▸ **WHAT IS EXPECTED**
Return the entries verbatim and drop every picture.

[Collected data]
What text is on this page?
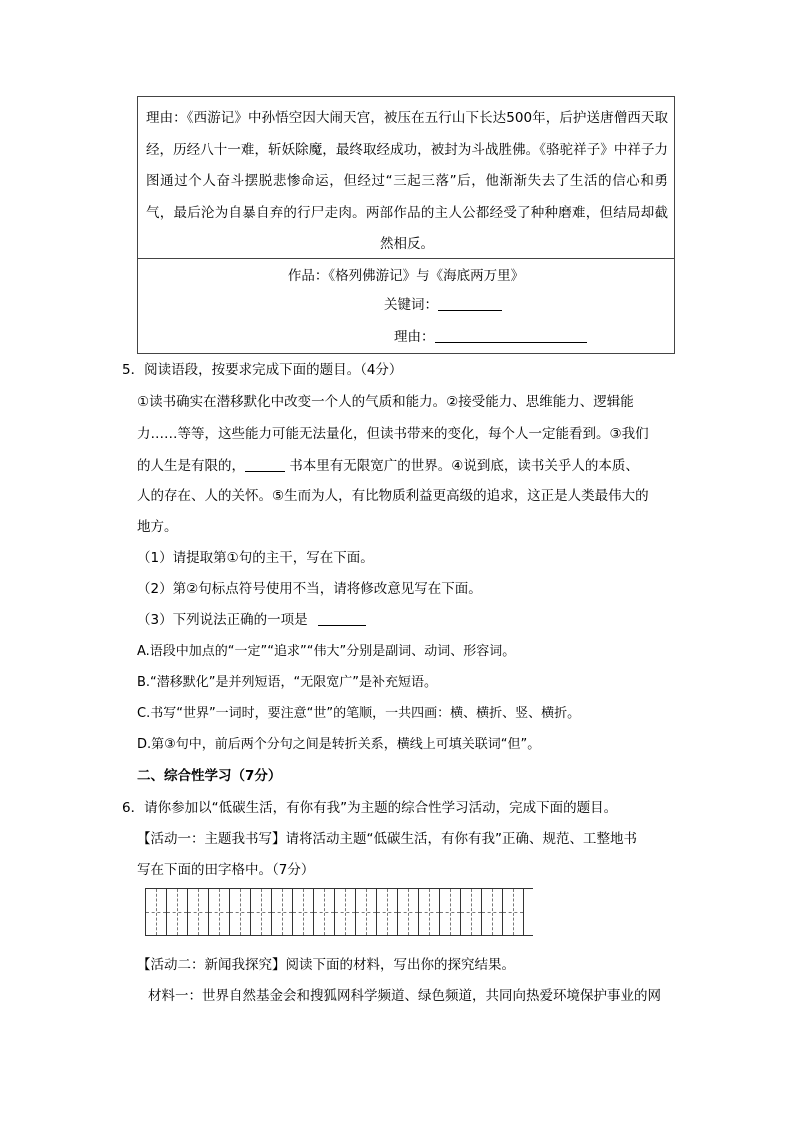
理由：《西游记》中孙悟空因大闹天宫，被压在五行山下长达500年，后护送唐僧西天取经，历经八十一难，斩妖除魔，最终取经成功，被封为斗战胜佛。《骆驼祥子》中祥子力图通过个人奋斗摆脱悲惨命运，但经过“三起三落”后，他渐渐失去了生活的信心和勇气，最后沦为自暴自弃的行尸走肉。两部作品的主人公都经受了种种磨难，但结局却截然相反。
作品：《格列佛游记》与《海底两万里》
关键词：
理由：
5．阅读语段，按要求完成下面的题目。（4分）
①读书确实在潜移默化中改变一个人的气质和能力。②接受能力、思维能力、逻辑能
力……等等，这些能力可能无法量化，但读书带来的变化，每个人一定能看到。③我们
的人生是有限的，	书本里有无限宽广的世界。④说到底，读书关乎人的本质、
人的存在、人的关怀。⑤生而为人，有比物质利益更高级的追求，这正是人类最伟大的
地方。
（1）请提取第①句的主干，写在下面。
（2）第②句标点符号使用不当，请将修改意见写在下面。
（3）下列说法正确的一项是
A.语段中加点的“一定”“追求”“伟大”分别是副词、动词、形容词。
B.“潜移默化”是并列短语，“无限宽广”是补充短语。
C.书写“世界”一词时，要注意“世”的笔顺，一共四画：横、横折、竖、横折。
D.第③句中，前后两个分句之间是转折关系，横线上可填关联词“但”。
二、综合性学习（7分）
6．请你参加以“低碳生活，有你有我”为主题的综合性学习活动，完成下面的题目。
【活动一：主题我书写】请将活动主题“低碳生活，有你有我”正确、规范、工整地书
写在下面的田字格中。（7分）
【活动二：新闻我探究】阅读下面的材料，写出你的探究结果。
材料一：世界自然基金会和搜狐网科学频道、绿色频道，共同向热爱环境保护事业的网
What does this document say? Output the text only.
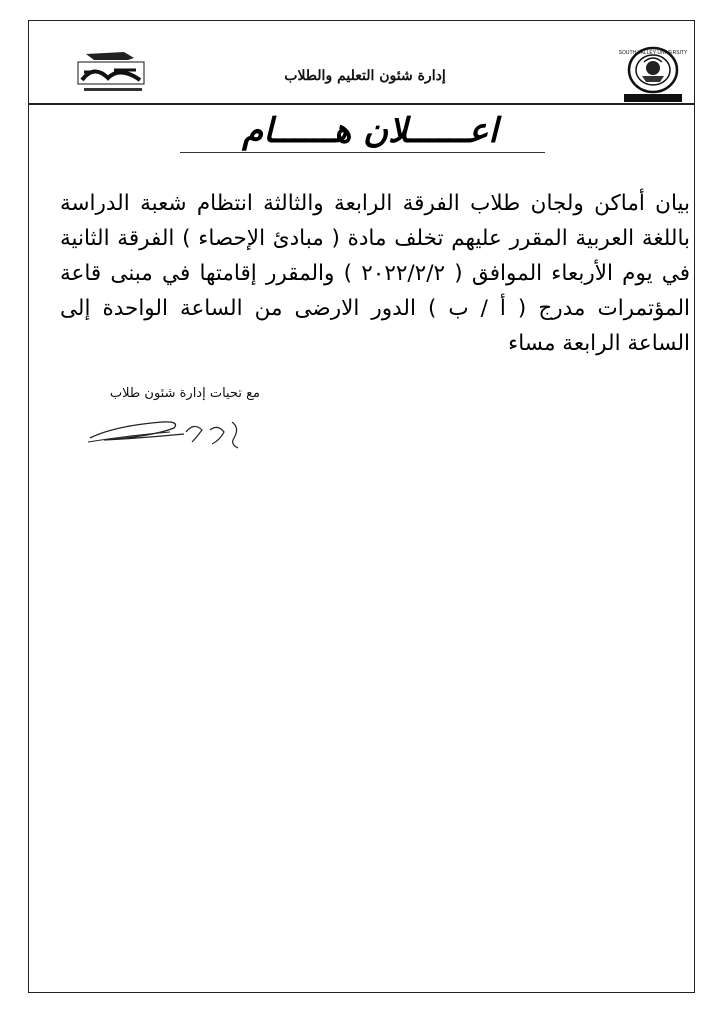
SOUTH VALLEY UNIVERSITY
إدارة شئون التعليم والطلاب
اعــــــلان هــــــام
بيان أماكن ولجان طلاب الفرقة الرابعة والثالثة انتظام شعبة الدراسة باللغة العربية المقرر عليهم تخلف مادة ( مبادئ الإحصاء ) الفرقة الثانية في يوم الأربعاء الموافق ( ٢٠٢٢/٢/٢ ) والمقرر إقامتها في مبنى قاعة المؤتمرات مدرج ( أ / ب ) الدور الارضى من الساعة الواحدة إلى الساعة الرابعة مساء
مع تحيات إدارة شئون طلاب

▸ **SOLUTION**
What text is on this page?
理由：《西游记》中孙悟空因大闹天宫，被压在五行山下长达500年，后护送唐僧西天取经，历经八十一难，斩妖除魔，最终取经成功，被封为斗战胜佛。《骆驼祥子》中祥子力图通过个人奋斗摆脱悲惨命运，但经过“三起三落”后，他渐渐失去了生活的信心和勇气，最后沦为自暴自弃的行尸走肉。两部作品的主人公都经受了种种磨难，但结局却截然相反。
作品：《格列佛游记》与《海底两万里》
关键词：
理由：
5．阅读语段，按要求完成下面的题目。（4分）
①读书确实在潜移默化中改变一个人的气质和能力。②接受能力、思维能力、逻辑能
力……等等，这些能力可能无法量化，但读书带来的变化，每个人一定能看到。③我们
的人生是有限的，	书本里有无限宽广的世界。④说到底，读书关乎人的本质、
人的存在、人的关怀。⑤生而为人，有比物质利益更高级的追求，这正是人类最伟大的
地方。
（1）请提取第①句的主干，写在下面。
（2）第②句标点符号使用不当，请将修改意见写在下面。
（3）下列说法正确的一项是
A.语段中加点的“一定”“追求”“伟大”分别是副词、动词、形容词。
B.“潜移默化”是并列短语，“无限宽广”是补充短语。
C.书写“世界”一词时，要注意“世”的笔顺，一共四画：横、横折、竖、横折。
D.第③句中，前后两个分句之间是转折关系，横线上可填关联词“但”。
二、综合性学习（7分）
6．请你参加以“低碳生活，有你有我”为主题的综合性学习活动，完成下面的题目。
【活动一：主题我书写】请将活动主题“低碳生活，有你有我”正确、规范、工整地书
写在下面的田字格中。（7分）
【活动二：新闻我探究】阅读下面的材料，写出你的探究结果。
材料一：世界自然基金会和搜狐网科学频道、绿色频道，共同向热爱环境保护事业的网
What does this document say? Output the text only.
SOUTH VALLEY UNIVERSITY
إدارة شئون التعليم والطلاب
اعــــــلان هــــــام
بيان أماكن ولجان طلاب الفرقة الرابعة والثالثة انتظام شعبة الدراسة باللغة العربية المقرر عليهم تخلف مادة ( مبادئ الإحصاء ) الفرقة الثانية في يوم الأربعاء الموافق ( ٢٠٢٢/٢/٢ ) والمقرر إقامتها في مبنى قاعة المؤتمرات مدرج ( أ / ب ) الدور الارضى من الساعة الواحدة إلى الساعة الرابعة مساء
مع تحيات إدارة شئون طلاب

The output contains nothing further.